- [Problem description]: Copy out all the lines where "nucleaire" shows up.

_ _ _

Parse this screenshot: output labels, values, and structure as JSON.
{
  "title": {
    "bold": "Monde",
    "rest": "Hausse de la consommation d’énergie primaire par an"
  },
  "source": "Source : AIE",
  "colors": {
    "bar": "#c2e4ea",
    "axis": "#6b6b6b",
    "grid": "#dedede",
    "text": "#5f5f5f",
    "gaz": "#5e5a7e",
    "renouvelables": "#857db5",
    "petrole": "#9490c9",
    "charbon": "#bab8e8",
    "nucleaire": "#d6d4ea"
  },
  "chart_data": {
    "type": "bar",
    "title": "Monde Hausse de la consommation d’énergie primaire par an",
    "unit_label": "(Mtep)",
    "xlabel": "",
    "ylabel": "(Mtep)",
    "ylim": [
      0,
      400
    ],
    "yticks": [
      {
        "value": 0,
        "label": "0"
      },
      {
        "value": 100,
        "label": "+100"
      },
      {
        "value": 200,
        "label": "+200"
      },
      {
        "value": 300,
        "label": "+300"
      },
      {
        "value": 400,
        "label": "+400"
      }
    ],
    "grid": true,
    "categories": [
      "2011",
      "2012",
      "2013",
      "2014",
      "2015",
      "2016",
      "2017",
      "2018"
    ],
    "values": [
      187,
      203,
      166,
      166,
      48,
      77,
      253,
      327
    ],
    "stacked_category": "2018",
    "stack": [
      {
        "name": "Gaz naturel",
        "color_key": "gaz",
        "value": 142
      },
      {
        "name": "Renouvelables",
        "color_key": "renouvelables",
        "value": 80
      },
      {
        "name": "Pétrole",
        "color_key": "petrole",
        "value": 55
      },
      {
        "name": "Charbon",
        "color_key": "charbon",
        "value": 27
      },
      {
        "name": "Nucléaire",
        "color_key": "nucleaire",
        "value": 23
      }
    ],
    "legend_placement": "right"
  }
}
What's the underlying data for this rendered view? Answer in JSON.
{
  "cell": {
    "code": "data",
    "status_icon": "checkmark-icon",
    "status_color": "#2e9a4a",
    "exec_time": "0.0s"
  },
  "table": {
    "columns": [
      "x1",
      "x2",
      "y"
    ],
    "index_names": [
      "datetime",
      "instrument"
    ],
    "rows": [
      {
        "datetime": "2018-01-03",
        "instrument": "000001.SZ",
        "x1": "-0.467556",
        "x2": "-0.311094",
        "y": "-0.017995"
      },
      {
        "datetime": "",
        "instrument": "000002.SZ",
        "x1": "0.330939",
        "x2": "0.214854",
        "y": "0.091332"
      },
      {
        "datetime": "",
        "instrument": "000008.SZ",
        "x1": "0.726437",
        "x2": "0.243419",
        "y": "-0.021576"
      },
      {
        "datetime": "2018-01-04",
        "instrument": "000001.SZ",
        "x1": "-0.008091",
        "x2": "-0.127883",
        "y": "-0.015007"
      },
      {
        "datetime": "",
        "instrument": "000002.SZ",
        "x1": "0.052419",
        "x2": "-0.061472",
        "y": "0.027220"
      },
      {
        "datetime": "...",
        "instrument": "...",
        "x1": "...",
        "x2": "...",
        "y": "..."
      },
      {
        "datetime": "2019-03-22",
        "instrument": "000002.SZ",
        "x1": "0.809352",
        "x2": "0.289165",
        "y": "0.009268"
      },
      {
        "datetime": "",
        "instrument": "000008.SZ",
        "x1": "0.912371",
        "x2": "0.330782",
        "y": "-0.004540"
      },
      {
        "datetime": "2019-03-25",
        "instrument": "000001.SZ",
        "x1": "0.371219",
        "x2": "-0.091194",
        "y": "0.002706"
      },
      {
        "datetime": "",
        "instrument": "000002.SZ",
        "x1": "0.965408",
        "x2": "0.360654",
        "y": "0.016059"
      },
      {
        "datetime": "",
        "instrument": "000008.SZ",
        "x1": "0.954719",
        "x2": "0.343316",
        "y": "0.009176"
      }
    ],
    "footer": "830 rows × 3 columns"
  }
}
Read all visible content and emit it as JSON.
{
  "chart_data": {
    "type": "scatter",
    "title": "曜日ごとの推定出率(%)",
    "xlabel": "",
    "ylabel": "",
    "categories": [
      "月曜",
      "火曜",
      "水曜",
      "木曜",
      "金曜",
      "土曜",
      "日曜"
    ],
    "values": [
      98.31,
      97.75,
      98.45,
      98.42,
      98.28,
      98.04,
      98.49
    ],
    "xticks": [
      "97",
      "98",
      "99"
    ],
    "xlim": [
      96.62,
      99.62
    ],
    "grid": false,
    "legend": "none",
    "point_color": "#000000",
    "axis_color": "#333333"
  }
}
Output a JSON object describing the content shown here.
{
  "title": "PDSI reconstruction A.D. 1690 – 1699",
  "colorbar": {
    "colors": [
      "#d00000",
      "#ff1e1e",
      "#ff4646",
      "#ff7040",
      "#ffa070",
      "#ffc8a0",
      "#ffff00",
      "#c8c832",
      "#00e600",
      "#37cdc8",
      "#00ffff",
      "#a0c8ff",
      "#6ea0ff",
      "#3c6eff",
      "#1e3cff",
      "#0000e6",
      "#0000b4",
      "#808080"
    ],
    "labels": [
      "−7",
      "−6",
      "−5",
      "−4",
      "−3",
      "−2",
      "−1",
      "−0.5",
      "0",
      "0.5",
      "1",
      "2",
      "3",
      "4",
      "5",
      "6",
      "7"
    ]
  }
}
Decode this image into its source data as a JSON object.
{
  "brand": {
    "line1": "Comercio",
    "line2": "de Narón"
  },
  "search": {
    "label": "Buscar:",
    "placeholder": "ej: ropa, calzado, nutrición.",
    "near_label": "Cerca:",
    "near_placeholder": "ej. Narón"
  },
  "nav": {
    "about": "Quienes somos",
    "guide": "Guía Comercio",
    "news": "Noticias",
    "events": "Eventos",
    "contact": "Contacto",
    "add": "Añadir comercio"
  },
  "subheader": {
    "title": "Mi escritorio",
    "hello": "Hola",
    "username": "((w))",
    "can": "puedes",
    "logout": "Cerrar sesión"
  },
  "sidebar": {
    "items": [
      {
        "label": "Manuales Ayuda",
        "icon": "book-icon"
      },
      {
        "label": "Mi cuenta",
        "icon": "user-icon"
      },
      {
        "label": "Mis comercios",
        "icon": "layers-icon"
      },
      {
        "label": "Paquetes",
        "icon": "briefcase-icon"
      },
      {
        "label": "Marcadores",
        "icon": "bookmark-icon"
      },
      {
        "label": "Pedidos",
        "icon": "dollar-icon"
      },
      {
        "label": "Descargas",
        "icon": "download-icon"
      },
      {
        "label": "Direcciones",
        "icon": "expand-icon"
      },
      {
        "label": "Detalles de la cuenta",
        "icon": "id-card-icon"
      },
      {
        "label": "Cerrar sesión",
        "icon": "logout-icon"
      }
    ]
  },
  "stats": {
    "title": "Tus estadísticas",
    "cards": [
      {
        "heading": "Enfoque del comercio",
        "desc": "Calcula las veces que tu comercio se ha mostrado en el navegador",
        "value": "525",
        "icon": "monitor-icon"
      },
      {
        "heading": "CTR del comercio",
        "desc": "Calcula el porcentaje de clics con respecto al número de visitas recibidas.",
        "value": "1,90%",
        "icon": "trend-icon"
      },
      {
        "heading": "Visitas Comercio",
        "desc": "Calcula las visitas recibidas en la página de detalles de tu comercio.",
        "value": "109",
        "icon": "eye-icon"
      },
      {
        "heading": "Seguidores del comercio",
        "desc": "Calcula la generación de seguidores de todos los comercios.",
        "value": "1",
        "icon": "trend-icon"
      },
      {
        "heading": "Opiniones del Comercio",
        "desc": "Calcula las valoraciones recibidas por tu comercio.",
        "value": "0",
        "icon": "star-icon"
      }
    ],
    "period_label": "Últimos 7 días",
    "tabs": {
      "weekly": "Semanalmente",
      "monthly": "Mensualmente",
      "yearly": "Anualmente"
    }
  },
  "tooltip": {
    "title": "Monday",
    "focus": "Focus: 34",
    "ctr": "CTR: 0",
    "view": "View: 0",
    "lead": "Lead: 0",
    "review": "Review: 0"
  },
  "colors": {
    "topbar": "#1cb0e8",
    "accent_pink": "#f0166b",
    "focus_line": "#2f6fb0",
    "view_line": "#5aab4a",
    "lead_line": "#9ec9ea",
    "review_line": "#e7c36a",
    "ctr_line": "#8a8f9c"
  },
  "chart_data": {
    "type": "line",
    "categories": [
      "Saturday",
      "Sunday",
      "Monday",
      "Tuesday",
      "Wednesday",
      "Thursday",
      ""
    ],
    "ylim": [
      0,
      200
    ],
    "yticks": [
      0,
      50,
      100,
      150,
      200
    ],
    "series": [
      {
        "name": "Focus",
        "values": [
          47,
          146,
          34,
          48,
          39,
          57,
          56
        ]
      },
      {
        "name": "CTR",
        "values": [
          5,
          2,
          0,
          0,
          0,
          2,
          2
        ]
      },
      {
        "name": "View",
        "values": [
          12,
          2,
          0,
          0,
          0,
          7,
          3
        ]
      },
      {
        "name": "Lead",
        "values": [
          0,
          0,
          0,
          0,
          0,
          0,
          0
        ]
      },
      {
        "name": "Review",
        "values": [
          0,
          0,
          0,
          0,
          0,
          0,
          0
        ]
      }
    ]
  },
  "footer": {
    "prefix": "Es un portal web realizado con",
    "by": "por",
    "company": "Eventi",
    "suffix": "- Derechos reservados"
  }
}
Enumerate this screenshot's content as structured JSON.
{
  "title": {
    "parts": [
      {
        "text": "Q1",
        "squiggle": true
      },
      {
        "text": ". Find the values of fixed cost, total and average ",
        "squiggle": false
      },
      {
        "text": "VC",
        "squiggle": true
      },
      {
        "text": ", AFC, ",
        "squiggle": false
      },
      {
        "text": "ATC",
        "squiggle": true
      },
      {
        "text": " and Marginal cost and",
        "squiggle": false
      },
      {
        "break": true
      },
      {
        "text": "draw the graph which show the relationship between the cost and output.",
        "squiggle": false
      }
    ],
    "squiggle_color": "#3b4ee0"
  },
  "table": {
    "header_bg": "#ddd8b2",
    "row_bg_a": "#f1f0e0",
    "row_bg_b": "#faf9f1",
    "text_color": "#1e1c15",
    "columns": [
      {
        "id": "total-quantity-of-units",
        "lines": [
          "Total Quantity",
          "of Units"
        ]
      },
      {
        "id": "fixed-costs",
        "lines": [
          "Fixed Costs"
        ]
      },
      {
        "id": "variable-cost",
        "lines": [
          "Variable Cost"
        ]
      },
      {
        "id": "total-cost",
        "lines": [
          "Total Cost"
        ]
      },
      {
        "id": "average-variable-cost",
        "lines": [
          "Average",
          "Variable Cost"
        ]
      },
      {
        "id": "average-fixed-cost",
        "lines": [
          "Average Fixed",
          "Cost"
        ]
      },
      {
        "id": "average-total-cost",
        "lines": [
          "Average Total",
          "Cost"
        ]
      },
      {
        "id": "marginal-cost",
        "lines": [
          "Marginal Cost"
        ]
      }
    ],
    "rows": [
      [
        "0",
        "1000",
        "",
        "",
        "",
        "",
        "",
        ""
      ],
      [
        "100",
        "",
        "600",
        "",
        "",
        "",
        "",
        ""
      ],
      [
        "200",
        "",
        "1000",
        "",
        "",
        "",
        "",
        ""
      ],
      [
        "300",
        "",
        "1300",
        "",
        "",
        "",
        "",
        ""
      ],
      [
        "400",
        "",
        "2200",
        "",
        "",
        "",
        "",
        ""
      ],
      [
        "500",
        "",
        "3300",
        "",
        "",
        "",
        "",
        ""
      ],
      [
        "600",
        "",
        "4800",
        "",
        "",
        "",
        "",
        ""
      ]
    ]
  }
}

_ _ _

- [Full solution]:
    "nucleaire": "#d6d4ea"
        "color_key": "nucleaire",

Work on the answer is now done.